◆ Task instructions:
For every line in the data below that contains "name", copy the line.

◆ Exercise material:
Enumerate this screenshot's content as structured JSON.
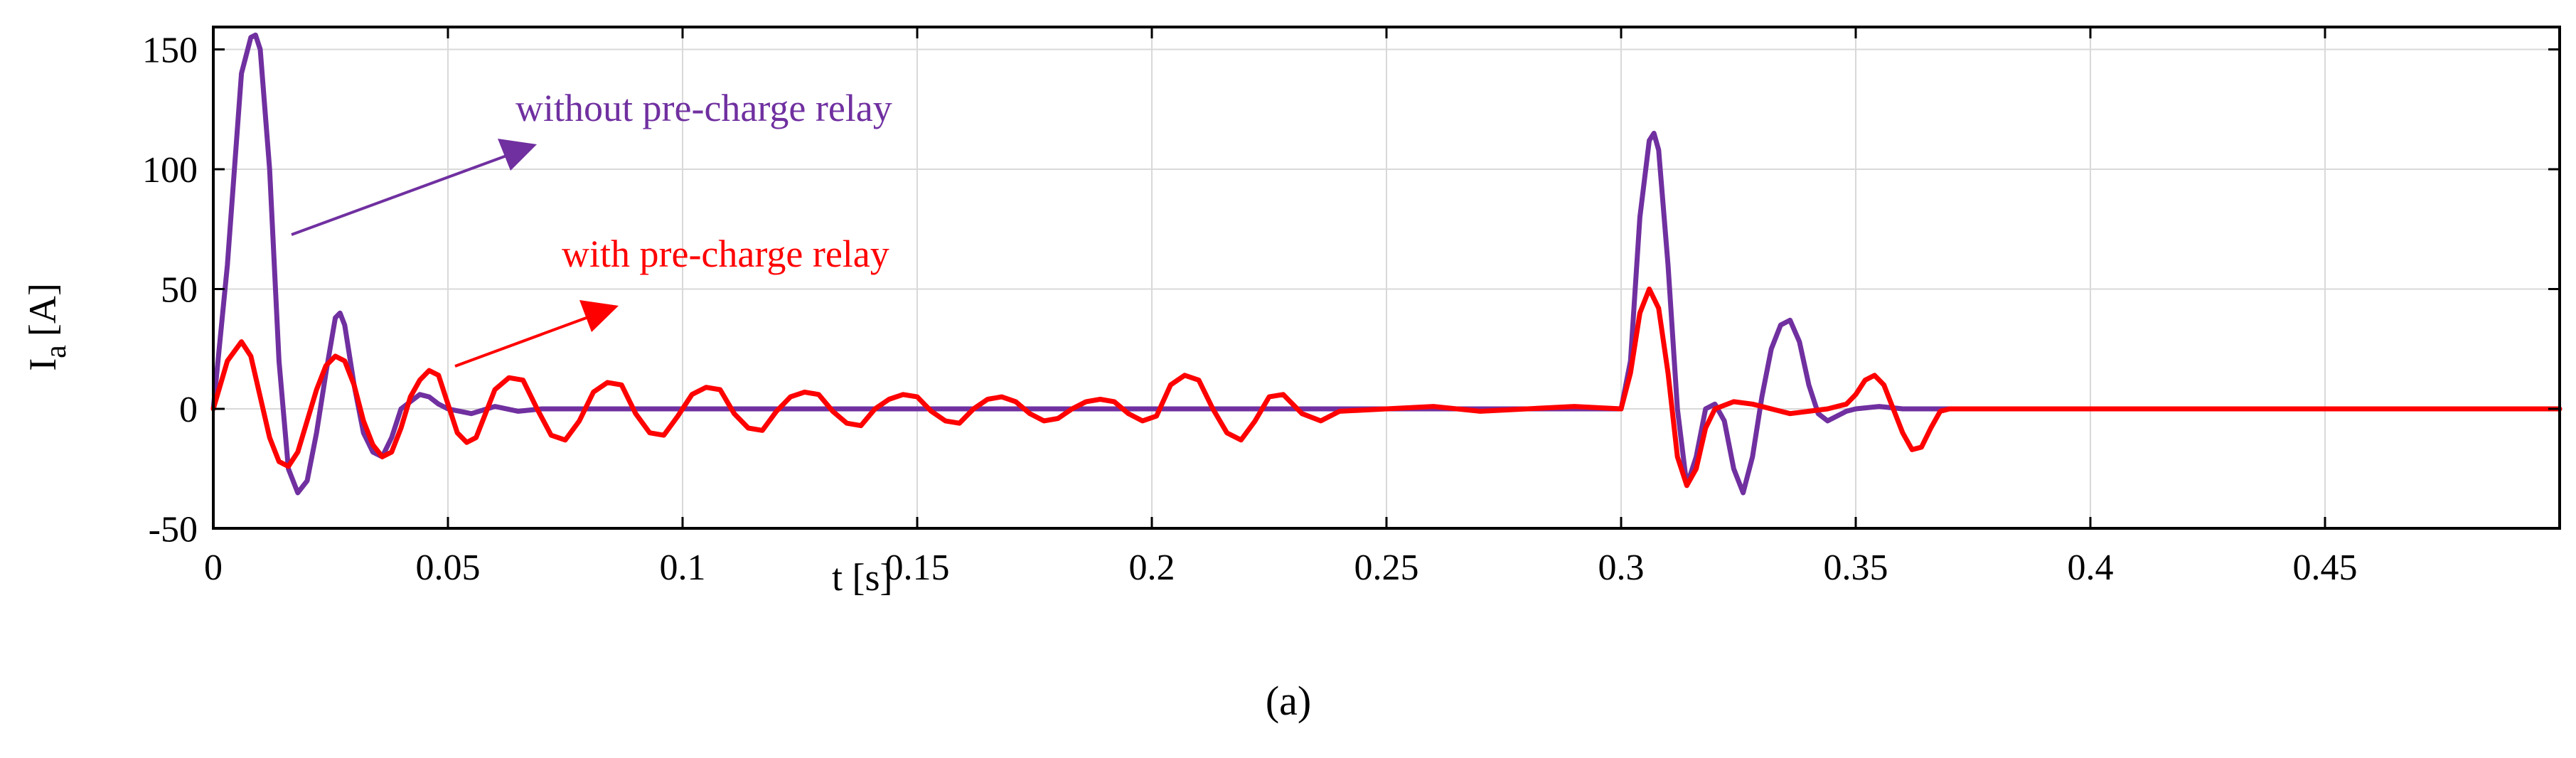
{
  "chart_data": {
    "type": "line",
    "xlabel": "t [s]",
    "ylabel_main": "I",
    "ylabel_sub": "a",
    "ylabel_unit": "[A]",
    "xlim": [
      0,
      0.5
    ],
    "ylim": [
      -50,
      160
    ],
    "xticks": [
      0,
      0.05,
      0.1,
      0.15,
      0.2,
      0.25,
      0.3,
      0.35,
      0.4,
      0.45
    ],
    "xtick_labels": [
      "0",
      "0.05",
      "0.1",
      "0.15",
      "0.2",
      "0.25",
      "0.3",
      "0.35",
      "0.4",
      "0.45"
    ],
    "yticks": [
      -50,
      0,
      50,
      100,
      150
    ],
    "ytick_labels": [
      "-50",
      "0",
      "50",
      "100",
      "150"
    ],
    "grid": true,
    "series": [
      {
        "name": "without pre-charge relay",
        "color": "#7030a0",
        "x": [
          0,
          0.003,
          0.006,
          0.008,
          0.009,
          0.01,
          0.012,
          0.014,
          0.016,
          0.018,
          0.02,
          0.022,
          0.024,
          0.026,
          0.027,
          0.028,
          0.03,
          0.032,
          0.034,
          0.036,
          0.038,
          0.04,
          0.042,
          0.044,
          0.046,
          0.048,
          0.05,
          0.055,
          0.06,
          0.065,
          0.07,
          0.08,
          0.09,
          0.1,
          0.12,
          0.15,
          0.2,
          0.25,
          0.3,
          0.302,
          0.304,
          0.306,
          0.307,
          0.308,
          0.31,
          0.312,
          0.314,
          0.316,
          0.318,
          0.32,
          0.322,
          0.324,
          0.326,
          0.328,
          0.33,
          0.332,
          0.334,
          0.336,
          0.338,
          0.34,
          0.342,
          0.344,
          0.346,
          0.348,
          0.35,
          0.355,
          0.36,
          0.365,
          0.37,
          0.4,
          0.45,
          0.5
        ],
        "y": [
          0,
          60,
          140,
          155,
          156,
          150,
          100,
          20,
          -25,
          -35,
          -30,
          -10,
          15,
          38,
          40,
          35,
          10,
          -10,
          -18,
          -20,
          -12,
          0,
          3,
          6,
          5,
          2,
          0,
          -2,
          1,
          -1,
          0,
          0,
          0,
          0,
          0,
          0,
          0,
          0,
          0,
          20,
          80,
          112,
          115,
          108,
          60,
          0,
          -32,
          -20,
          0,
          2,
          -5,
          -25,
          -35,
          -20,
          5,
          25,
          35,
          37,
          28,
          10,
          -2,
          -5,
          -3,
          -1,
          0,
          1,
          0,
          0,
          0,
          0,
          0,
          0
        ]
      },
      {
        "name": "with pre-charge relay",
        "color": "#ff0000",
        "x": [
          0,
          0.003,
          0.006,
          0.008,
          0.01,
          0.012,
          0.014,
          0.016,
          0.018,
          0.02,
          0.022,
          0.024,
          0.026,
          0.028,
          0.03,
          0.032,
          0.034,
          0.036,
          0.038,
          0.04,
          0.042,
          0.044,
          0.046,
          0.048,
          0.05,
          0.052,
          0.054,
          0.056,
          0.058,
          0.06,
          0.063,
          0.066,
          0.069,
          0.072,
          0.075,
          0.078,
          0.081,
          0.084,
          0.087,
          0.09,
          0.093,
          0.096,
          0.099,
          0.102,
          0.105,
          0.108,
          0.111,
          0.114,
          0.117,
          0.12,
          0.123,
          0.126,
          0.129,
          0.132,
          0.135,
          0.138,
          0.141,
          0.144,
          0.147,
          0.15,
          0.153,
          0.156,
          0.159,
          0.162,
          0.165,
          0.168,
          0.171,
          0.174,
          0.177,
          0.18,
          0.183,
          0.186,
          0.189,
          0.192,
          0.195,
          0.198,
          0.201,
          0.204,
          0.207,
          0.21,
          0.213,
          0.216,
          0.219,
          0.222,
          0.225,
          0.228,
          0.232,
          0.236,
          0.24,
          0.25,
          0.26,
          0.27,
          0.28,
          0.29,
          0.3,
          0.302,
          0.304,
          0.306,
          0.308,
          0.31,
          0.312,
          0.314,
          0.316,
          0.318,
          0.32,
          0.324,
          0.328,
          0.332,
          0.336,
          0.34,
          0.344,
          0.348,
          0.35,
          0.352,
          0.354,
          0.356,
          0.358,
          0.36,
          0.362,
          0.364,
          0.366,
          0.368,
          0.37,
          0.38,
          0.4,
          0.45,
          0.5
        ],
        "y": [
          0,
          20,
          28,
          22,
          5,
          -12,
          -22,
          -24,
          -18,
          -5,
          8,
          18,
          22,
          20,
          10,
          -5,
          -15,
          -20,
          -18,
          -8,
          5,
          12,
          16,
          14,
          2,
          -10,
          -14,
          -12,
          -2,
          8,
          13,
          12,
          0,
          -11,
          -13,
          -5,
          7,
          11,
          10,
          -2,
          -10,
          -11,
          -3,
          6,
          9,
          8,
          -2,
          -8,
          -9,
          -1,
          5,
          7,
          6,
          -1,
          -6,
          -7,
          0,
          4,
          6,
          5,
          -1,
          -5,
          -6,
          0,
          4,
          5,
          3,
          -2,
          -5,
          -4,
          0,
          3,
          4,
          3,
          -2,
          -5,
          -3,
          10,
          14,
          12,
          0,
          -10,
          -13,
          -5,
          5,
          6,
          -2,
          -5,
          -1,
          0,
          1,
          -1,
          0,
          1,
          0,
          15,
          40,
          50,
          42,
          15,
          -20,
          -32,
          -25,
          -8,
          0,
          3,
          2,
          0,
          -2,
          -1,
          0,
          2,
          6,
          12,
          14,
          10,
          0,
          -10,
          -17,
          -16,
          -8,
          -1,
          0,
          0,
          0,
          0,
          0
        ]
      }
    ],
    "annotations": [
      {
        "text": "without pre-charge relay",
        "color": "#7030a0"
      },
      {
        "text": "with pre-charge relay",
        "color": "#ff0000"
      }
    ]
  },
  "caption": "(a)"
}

==

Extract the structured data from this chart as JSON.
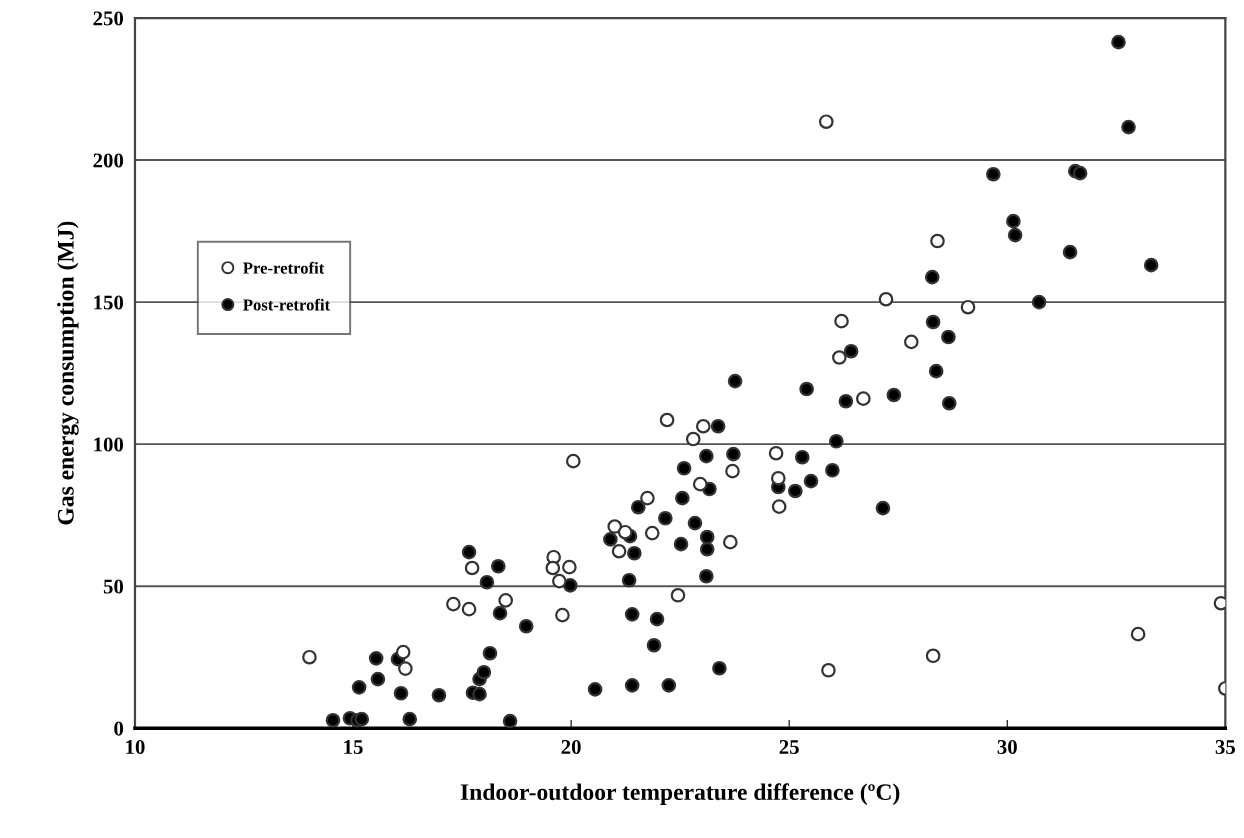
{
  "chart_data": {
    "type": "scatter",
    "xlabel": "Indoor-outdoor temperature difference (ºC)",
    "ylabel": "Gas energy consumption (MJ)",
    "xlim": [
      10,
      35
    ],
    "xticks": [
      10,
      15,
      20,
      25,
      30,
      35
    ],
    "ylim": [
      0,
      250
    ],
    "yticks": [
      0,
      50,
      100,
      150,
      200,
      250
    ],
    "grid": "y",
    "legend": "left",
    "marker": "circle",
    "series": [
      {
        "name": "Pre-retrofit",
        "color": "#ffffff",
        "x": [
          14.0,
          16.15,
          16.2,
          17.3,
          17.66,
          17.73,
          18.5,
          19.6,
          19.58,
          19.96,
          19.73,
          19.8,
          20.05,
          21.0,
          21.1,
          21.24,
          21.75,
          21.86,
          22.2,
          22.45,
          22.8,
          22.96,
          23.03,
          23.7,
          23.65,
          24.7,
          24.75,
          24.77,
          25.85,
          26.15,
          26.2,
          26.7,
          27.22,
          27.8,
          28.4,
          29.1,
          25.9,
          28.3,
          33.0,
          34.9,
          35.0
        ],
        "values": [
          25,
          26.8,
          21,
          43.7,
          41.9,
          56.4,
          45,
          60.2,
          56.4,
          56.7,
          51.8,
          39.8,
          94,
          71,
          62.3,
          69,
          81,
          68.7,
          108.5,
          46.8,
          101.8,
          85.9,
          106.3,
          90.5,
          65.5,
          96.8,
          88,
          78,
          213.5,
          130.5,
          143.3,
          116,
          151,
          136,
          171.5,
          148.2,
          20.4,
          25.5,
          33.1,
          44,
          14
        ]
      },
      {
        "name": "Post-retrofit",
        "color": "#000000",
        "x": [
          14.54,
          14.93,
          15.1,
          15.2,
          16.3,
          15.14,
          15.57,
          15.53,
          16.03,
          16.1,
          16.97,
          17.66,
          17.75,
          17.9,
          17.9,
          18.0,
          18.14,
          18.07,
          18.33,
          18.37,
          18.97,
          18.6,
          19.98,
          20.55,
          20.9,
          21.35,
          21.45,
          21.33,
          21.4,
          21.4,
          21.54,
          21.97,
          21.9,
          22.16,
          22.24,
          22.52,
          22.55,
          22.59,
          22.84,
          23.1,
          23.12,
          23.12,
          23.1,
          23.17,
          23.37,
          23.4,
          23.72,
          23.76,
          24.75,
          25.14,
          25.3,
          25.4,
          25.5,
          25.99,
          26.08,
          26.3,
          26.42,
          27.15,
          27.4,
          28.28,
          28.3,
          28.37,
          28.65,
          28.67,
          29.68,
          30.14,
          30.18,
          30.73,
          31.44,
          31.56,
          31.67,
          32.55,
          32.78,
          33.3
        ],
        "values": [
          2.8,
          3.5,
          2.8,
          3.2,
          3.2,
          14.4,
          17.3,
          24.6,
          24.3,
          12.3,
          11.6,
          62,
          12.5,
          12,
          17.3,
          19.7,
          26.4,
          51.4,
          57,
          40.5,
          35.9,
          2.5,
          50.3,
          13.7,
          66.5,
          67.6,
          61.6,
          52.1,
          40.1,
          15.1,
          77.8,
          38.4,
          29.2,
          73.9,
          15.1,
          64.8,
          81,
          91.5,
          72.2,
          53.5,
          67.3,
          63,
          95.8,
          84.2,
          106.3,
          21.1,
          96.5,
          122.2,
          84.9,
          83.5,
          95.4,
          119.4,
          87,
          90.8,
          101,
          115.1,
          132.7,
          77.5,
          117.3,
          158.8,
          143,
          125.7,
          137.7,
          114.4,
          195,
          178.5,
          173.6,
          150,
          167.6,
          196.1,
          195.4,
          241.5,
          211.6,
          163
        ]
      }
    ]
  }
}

◆ Finished task:
        "name": "without pre-charge relay",
        "name": "with pre-charge relay",
        "name": "Pre-retrofit",
        "name": "Post-retrofit",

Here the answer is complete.